> **Problem to work on**
Put every line of the rows below into a Markdown table with two columns, No. and Row text, numbering each line in order and leaving out any blank lines.

Layout annotation rows
::::

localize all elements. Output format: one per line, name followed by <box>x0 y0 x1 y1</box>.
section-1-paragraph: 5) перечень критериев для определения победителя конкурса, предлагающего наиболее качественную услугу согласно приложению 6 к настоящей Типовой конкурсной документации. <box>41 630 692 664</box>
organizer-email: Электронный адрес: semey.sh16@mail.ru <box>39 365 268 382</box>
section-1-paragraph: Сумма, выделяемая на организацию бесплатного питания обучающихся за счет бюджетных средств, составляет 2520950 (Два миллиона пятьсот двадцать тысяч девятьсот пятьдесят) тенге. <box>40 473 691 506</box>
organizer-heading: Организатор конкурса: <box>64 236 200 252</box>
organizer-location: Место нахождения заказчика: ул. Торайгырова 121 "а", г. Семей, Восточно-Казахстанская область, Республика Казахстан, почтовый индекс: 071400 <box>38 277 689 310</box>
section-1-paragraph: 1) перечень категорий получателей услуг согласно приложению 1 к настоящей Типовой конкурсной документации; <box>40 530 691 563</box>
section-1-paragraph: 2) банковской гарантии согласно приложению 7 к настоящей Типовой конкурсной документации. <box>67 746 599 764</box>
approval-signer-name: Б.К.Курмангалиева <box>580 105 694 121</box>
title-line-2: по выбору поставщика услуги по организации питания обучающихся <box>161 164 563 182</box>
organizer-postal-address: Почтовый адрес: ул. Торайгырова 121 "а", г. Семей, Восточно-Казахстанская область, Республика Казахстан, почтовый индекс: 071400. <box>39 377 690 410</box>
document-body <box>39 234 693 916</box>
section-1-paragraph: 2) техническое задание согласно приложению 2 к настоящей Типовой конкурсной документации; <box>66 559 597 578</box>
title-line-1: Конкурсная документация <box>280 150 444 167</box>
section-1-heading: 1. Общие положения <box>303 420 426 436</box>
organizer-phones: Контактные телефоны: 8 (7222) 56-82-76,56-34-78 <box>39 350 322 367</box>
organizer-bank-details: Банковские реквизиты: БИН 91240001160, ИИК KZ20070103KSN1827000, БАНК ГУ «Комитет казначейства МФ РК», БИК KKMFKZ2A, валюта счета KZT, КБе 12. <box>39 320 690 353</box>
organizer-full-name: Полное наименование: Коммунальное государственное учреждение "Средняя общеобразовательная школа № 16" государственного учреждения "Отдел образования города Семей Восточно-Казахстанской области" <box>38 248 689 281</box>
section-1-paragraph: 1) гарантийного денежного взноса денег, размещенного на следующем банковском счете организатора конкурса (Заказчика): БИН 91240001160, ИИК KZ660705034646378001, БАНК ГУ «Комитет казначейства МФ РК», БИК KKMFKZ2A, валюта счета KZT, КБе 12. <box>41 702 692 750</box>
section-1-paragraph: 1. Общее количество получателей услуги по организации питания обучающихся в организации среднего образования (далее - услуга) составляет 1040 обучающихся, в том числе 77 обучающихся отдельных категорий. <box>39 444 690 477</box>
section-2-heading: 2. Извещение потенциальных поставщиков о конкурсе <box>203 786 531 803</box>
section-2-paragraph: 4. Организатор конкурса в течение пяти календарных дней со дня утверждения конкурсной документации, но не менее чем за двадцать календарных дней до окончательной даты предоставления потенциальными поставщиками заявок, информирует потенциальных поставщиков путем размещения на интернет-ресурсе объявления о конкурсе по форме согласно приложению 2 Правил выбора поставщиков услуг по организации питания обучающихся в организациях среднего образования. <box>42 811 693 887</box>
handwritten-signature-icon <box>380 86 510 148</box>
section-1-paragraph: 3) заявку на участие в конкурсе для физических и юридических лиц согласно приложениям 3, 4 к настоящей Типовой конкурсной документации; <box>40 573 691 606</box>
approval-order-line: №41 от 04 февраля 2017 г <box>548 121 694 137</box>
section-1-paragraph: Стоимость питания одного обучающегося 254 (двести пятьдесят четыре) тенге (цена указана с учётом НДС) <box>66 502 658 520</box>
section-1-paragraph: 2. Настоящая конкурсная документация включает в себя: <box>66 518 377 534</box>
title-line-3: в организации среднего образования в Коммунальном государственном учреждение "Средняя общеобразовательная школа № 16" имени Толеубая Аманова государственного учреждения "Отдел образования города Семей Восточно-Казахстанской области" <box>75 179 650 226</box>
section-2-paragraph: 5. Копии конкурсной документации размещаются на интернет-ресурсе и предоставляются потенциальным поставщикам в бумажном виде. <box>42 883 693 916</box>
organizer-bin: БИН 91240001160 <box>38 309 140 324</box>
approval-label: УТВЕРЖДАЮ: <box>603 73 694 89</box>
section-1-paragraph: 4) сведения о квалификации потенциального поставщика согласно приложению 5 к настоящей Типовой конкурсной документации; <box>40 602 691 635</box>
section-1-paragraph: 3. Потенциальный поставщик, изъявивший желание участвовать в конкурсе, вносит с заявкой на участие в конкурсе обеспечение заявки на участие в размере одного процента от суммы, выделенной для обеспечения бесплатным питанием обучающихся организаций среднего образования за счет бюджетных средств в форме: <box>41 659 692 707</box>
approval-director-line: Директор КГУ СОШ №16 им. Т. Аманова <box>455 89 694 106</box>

::::

> **Solution to this exercise**
| No. | Row text |
|---|---|
| 1 | localize all elements. Output format: one per line, name followed by <box>x0 y0 x1 y1</box>. |
| 2 | section-1-paragraph: 5) перечень критериев для определения победителя конкурса, предлагающего наиболее качественную услугу согласно приложению 6 к настоящей Типовой конкурсной документации. <box>41 630 692 664</box> |
| 3 | organizer-email: Электронный адрес: semey.sh16@mail.ru <box>39 365 268 382</box> |
| 4 | section-1-paragraph: Сумма, выделяемая на организацию бесплатного питания обучающихся за счет бюджетных средств, составляет 2520950 (Два миллиона пятьсот двадцать тысяч девятьсот пятьдесят) тенге. <box>40 473 691 506</box> |
| 5 | organizer-heading: Организатор конкурса: <box>64 236 200 252</box> |
| 6 | organizer-location: Место нахождения заказчика: ул. Торайгырова 121 "а", г. Семей, Восточно-Казахстанская область, Республика Казахстан, почтовый индекс: 071400 <box>38 277 689 310</box> |
| 7 | section-1-paragraph: 1) перечень категорий получателей услуг согласно приложению 1 к настоящей Типовой конкурсной документации; <box>40 530 691 563</box> |
| 8 | section-1-paragraph: 2) банковской гарантии согласно приложению 7 к настоящей Типовой конкурсной документации. <box>67 746 599 764</box> |
| 9 | approval-signer-name: Б.К.Курмангалиева <box>580 105 694 121</box> |
| 10 | title-line-2: по выбору поставщика услуги по организации питания обучающихся <box>161 164 563 182</box> |
| 11 | organizer-postal-address: Почтовый адрес: ул. Торайгырова 121 "а", г. Семей, Восточно-Казахстанская область, Республика Казахстан, почтовый индекс: 071400. <box>39 377 690 410</box> |
| 12 | document-body <box>39 234 693 916</box> |
| 13 | section-1-paragraph: 2) техническое задание согласно приложению 2 к настоящей Типовой конкурсной документации; <box>66 559 597 578</box> |
| 14 | title-line-1: Конкурсная документация <box>280 150 444 167</box> |
| 15 | section-1-heading: 1. Общие положения <box>303 420 426 436</box> |
| 16 | organizer-phones: Контактные телефоны: 8 (7222) 56-82-76,56-34-78 <box>39 350 322 367</box> |
| 17 | organizer-bank-details: Банковские реквизиты: БИН 91240001160, ИИК KZ20070103KSN1827000, БАНК ГУ «Комитет казначейства МФ РК», БИК KKMFKZ2A, валюта счета KZT, КБе 12. <box>39 320 690 353</box> |
| 18 | organizer-full-name: Полное наименование: Коммунальное государственное учреждение "Средняя общеобразовательная школа № 16" государственного учреждения "Отдел образования города Семей Восточно-Казахстанской области" <box>38 248 689 281</box> |
| 19 | section-1-paragraph: 1) гарантийного денежного взноса денег, размещенного на следующем банковском счете организатора конкурса (Заказчика): БИН 91240001160, ИИК KZ660705034646378001, БАНК ГУ «Комитет казначейства МФ РК», БИК KKMFKZ2A, валюта счета KZT, КБе 12. <box>41 702 692 750</box> |
| 20 | section-1-paragraph: 1. Общее количество получателей услуги по организации питания обучающихся в организации среднего образования (далее - услуга) составляет 1040 обучающихся, в том числе 77 обучающихся отдельных категорий. <box>39 444 690 477</box> |
| 21 | section-2-heading: 2. Извещение потенциальных поставщиков о конкурсе <box>203 786 531 803</box> |
| 22 | section-2-paragraph: 4. Организатор конкурса в течение пяти календарных дней со дня утверждения конкурсной документации, но не менее чем за двадцать календарных дней до окончательной даты предоставления потенциальными поставщиками заявок, информирует потенциальных поставщиков путем размещения на интернет-ресурсе объявления о конкурсе по форме согласно приложению 2 Правил выбора поставщиков услуг по организации питания обучающихся в организациях среднего образования. <box>42 811 693 887</box> |
| 23 | handwritten-signature-icon <box>380 86 510 148</box> |
| 24 | section-1-paragraph: 3) заявку на участие в конкурсе для физических и юридических лиц согласно приложениям 3, 4 к настоящей Типовой конкурсной документации; <box>40 573 691 606</box> |
| 25 | approval-order-line: №41 от 04 февраля 2017 г <box>548 121 694 137</box> |
| 26 | section-1-paragraph: Стоимость питания одного обучающегося 254 (двести пятьдесят четыре) тенге (цена указана с учётом НДС) <box>66 502 658 520</box> |
| 27 | section-1-paragraph: 2. Настоящая конкурсная документация включает в себя: <box>66 518 377 534</box> |
| 28 | title-line-3: в организации среднего образования в Коммунальном государственном учреждение "Средняя общеобразовательная школа № 16" имени Толеубая Аманова государственного учреждения "Отдел образования города Семей Восточно-Казахстанской области" <box>75 179 650 226</box> |
| 29 | section-2-paragraph: 5. Копии конкурсной документации размещаются на интернет-ресурсе и предоставляются потенциальным поставщикам в бумажном виде. <box>42 883 693 916</box> |
| 30 | organizer-bin: БИН 91240001160 <box>38 309 140 324</box> |
| 31 | approval-label: УТВЕРЖДАЮ: <box>603 73 694 89</box> |
| 32 | section-1-paragraph: 4) сведения о квалификации потенциального поставщика согласно приложению 5 к настоящей Типовой конкурсной документации; <box>40 602 691 635</box> |
| 33 | section-1-paragraph: 3. Потенциальный поставщик, изъявивший желание участвовать в конкурсе, вносит с заявкой на участие в конкурсе обеспечение заявки на участие в размере одного процента от суммы, выделенной для обеспечения бесплатным питанием обучающихся организаций среднего образования за счет бюджетных средств в форме: <box>41 659 692 707</box> |
| 34 | approval-director-line: Директор КГУ СОШ №16 им. Т. Аманова <box>455 89 694 106</box> |